EXTRACTED RECORDS -
☆ ☆ ☆ ☆ ☆
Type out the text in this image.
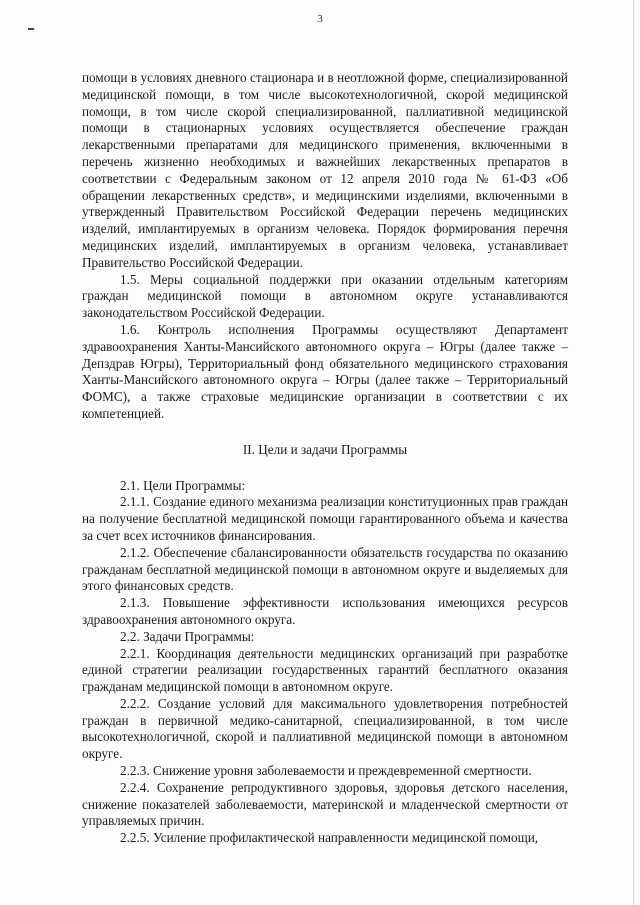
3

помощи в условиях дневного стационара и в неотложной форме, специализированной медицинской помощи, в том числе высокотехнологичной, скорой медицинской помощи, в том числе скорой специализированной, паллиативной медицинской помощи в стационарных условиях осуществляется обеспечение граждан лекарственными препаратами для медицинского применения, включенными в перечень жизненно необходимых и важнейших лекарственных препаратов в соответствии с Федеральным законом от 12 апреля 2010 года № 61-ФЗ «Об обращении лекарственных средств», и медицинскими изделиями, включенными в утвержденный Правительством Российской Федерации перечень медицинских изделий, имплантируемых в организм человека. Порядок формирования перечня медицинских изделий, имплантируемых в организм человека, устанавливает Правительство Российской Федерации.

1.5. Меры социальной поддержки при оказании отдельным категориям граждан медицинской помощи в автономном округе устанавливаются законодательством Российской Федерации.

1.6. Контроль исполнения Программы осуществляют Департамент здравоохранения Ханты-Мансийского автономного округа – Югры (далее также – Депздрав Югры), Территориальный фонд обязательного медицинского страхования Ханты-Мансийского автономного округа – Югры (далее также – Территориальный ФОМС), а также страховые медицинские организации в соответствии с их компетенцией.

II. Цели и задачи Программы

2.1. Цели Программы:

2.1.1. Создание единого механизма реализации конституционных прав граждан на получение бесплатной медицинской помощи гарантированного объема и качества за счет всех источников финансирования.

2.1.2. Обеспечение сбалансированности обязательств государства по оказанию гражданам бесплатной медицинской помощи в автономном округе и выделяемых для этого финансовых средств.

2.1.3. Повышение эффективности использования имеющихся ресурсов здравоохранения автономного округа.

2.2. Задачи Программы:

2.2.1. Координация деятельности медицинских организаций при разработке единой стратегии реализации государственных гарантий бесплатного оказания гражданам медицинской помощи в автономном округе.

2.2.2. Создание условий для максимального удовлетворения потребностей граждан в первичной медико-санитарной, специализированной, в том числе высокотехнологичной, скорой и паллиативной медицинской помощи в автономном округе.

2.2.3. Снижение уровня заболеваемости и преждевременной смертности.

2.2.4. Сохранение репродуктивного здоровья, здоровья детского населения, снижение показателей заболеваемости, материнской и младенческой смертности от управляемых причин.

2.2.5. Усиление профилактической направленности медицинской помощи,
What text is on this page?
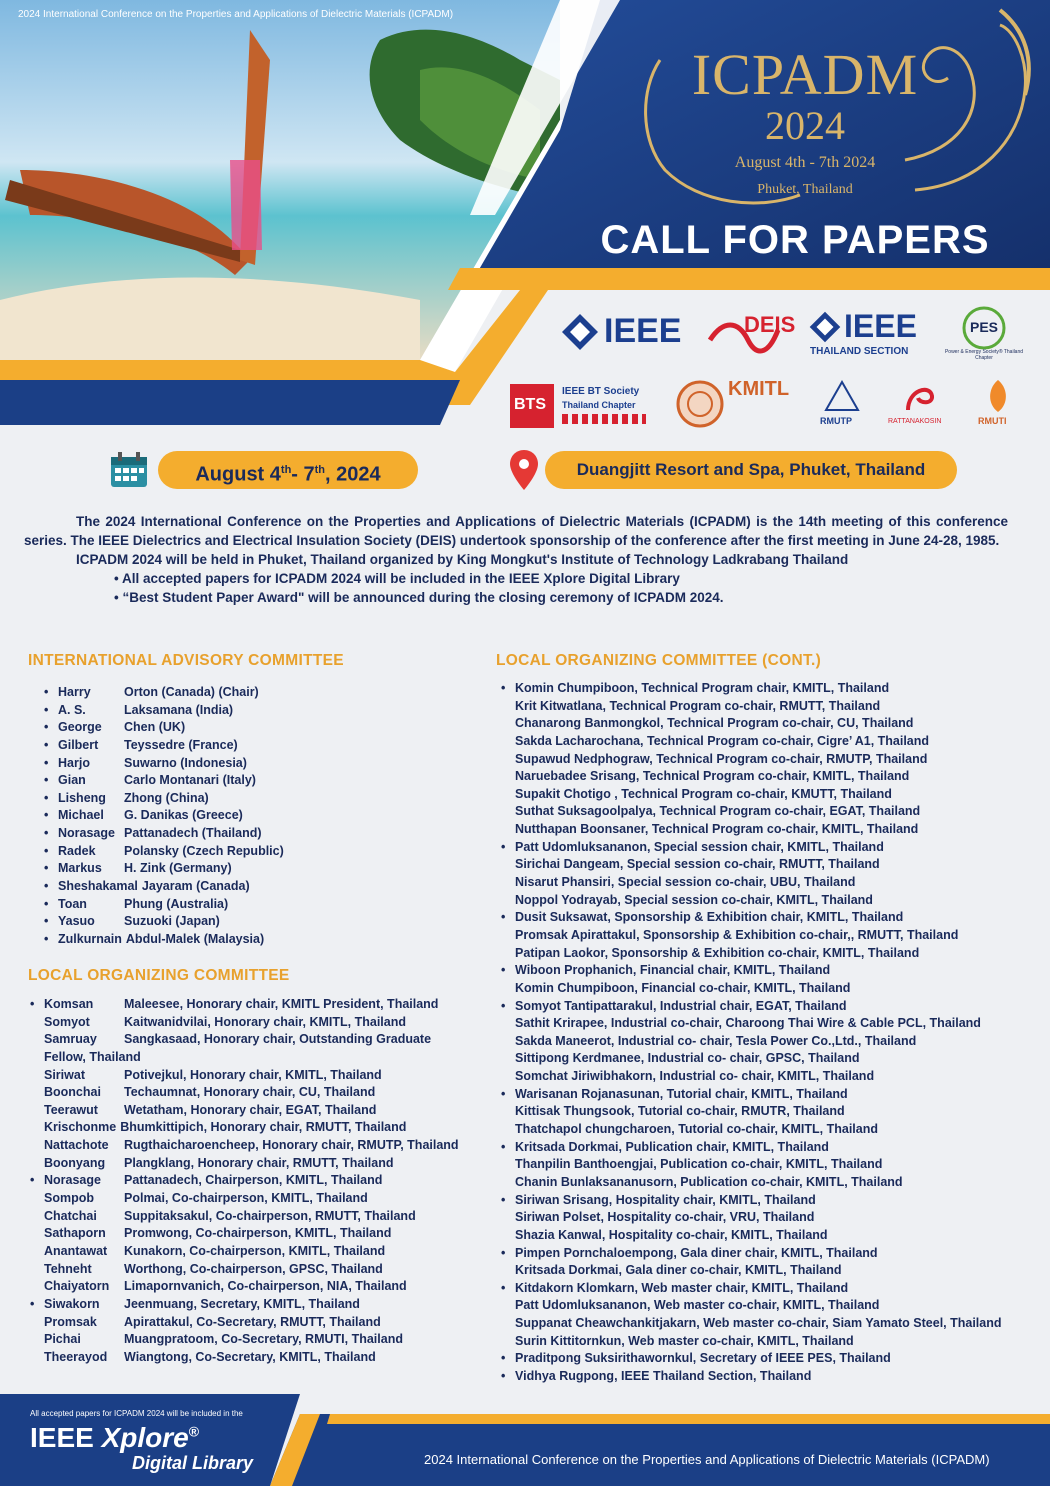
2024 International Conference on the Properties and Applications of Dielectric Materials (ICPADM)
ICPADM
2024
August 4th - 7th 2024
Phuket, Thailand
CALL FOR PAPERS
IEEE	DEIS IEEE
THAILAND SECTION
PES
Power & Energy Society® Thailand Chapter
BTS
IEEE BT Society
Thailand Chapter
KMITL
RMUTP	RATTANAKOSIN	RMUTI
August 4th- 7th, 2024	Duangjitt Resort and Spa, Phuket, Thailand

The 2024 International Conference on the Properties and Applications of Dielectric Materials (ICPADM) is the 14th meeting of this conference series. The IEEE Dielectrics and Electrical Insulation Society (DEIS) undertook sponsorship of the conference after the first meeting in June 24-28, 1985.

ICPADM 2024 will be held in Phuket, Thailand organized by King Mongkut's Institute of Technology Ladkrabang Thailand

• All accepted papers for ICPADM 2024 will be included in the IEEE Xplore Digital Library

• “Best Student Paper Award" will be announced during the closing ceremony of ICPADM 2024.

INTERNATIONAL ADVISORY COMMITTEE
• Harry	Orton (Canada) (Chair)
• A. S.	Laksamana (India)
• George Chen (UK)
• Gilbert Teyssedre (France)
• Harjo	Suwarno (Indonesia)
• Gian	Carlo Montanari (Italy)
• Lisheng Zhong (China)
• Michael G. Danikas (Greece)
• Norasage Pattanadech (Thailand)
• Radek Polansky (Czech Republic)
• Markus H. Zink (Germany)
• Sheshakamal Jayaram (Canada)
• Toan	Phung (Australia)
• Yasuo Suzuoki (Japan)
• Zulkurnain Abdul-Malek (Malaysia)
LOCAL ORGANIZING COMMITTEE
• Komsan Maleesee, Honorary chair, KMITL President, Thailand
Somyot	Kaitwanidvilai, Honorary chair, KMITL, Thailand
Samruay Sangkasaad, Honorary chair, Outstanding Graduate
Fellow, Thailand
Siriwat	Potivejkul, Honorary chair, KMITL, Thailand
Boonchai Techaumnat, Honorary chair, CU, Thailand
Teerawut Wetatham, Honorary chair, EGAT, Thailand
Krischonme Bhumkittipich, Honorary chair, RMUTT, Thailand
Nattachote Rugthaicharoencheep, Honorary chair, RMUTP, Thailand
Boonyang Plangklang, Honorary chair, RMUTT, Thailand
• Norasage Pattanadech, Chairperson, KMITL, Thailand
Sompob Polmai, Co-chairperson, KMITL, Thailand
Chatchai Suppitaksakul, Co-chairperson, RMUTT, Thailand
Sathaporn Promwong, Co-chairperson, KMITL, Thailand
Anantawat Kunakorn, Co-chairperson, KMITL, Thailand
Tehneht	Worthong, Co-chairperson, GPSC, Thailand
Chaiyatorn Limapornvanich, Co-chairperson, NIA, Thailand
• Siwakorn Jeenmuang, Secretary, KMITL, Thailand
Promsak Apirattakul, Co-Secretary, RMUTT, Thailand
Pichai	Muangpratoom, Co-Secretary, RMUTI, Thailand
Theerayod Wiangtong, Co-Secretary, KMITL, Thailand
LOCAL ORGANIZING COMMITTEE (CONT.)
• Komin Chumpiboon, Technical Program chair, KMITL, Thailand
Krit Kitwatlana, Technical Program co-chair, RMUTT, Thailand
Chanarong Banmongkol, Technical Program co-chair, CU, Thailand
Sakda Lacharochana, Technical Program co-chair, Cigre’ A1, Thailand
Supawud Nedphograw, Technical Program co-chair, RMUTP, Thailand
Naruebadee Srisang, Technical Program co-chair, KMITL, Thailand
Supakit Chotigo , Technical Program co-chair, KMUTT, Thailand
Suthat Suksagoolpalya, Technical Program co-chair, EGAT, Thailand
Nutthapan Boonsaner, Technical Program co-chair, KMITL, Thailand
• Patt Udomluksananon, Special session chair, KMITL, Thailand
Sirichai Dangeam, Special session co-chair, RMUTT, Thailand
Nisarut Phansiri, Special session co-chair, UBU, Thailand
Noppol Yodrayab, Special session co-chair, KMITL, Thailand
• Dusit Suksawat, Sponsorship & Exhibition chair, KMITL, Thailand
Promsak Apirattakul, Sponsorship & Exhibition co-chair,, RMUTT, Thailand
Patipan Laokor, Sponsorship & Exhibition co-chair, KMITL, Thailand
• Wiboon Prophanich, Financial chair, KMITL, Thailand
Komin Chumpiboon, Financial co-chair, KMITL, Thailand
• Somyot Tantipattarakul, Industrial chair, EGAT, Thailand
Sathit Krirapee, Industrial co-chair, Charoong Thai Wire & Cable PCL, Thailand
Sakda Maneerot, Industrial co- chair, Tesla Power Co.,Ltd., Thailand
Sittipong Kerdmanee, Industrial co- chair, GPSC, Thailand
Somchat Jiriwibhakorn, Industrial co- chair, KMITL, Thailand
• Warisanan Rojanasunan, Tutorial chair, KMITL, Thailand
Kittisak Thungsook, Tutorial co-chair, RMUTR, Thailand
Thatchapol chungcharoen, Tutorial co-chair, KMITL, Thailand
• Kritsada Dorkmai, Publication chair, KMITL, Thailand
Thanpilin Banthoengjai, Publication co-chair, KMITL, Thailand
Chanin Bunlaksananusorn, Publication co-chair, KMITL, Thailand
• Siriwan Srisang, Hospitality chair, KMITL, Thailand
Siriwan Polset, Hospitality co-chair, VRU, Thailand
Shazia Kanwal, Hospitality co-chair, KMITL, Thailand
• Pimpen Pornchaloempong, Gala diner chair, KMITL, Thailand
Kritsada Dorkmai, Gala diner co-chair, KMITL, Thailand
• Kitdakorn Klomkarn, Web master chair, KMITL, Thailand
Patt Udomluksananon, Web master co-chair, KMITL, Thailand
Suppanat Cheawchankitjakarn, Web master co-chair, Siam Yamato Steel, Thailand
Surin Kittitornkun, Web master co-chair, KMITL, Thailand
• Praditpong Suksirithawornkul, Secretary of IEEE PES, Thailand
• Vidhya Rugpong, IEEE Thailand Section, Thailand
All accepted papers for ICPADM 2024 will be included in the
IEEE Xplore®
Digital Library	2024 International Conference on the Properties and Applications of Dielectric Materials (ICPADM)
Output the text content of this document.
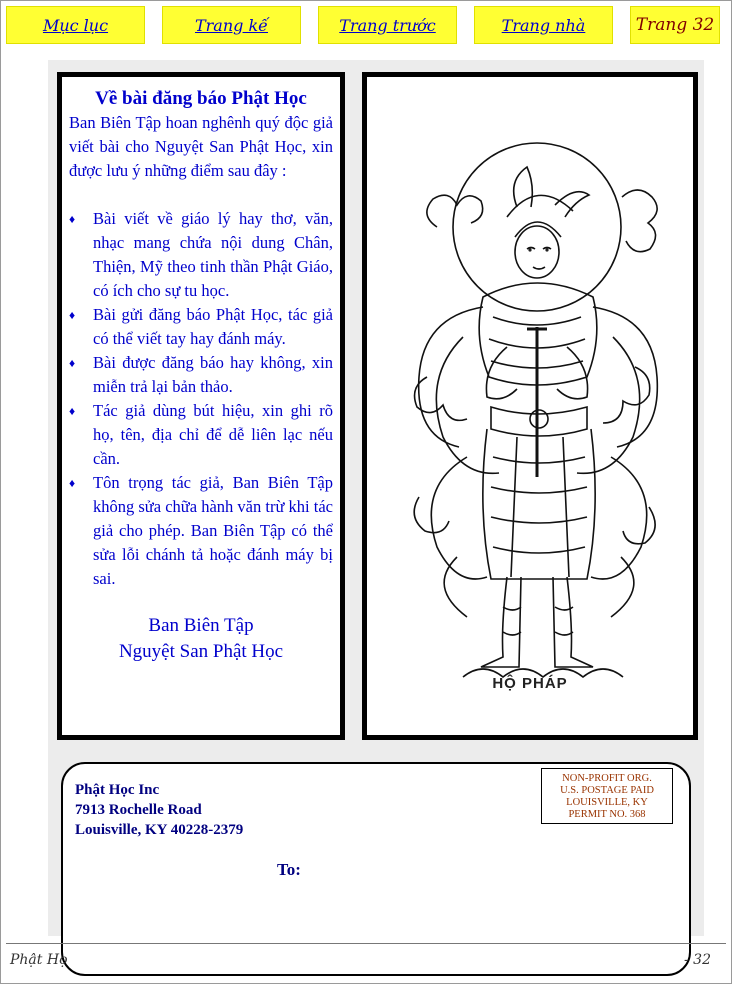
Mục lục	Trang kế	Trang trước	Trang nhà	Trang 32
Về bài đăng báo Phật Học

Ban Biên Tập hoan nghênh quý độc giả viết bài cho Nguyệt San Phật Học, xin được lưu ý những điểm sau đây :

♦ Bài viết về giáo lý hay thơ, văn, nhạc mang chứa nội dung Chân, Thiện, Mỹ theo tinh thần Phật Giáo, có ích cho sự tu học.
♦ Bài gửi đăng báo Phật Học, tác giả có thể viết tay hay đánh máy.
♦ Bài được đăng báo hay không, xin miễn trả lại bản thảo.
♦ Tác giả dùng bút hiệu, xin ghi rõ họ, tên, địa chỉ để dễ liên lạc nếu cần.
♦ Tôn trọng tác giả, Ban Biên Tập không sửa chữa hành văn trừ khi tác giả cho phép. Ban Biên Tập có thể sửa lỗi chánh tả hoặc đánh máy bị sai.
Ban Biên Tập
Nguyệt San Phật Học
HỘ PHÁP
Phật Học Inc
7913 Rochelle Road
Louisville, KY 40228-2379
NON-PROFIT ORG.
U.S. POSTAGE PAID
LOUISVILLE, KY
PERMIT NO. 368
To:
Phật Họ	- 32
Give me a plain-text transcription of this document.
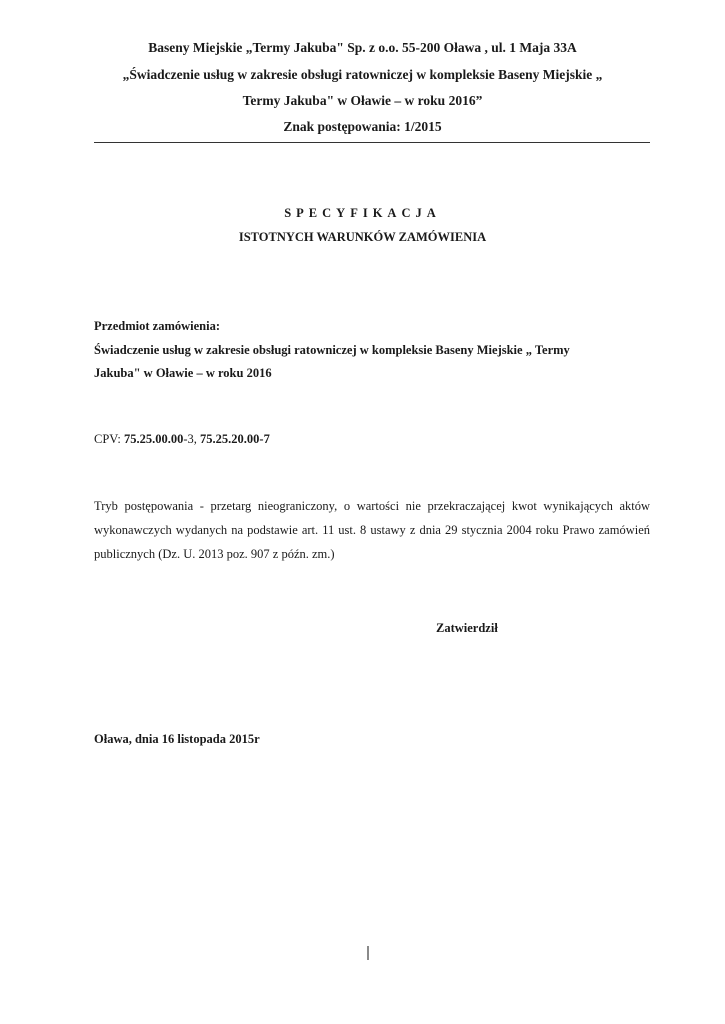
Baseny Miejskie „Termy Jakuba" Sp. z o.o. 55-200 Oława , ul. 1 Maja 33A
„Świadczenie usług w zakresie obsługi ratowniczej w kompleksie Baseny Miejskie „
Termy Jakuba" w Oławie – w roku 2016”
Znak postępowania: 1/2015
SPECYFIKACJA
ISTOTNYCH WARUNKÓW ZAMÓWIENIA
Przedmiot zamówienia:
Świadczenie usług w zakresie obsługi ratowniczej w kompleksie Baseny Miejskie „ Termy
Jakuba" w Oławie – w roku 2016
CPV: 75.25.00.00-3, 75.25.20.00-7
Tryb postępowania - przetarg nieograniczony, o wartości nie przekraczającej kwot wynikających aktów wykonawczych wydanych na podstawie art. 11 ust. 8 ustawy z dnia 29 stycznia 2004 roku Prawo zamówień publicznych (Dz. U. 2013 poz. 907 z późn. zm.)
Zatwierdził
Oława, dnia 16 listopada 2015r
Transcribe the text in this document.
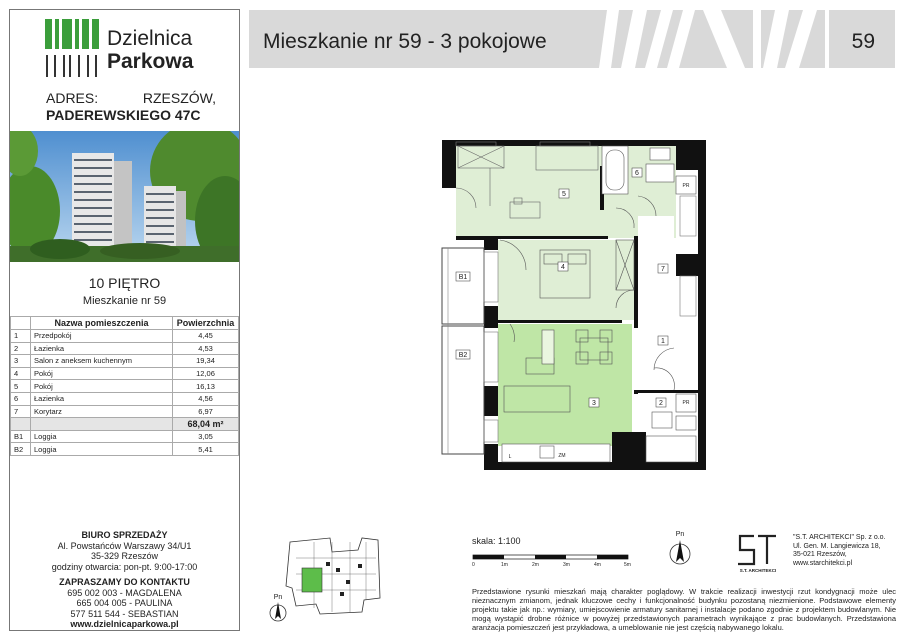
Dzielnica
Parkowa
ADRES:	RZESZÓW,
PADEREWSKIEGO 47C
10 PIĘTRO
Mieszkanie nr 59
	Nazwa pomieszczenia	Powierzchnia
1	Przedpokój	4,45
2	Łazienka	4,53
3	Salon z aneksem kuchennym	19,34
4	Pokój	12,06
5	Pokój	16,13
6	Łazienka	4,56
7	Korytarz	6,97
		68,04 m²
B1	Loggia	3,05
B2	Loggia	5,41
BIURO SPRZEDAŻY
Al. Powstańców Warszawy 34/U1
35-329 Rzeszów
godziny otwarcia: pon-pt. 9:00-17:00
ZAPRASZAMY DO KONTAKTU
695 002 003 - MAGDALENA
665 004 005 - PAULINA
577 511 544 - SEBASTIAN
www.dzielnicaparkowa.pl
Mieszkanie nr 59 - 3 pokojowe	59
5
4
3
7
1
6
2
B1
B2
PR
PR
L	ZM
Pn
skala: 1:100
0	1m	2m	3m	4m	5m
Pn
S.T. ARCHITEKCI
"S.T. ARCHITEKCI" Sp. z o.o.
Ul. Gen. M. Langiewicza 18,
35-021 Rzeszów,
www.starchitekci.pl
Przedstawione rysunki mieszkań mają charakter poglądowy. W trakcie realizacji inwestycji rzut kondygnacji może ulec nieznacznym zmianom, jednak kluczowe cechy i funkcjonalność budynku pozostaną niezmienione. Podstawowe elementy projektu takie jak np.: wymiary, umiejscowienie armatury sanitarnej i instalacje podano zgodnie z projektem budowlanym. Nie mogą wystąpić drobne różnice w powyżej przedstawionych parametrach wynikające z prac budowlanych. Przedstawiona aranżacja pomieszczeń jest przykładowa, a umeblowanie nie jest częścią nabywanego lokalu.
☆ ☆ ☆ ☆ ☆
EXERCISE AIM - Using the records above, pull out each line where the word "Srisang" occurs.

WRITTEN SOLUTION -
Naruebadee Srisang, Technical Program co-chair, KMITL, Thailand
• Siriwan Srisang, Hospitality chair, KMITL, Thailand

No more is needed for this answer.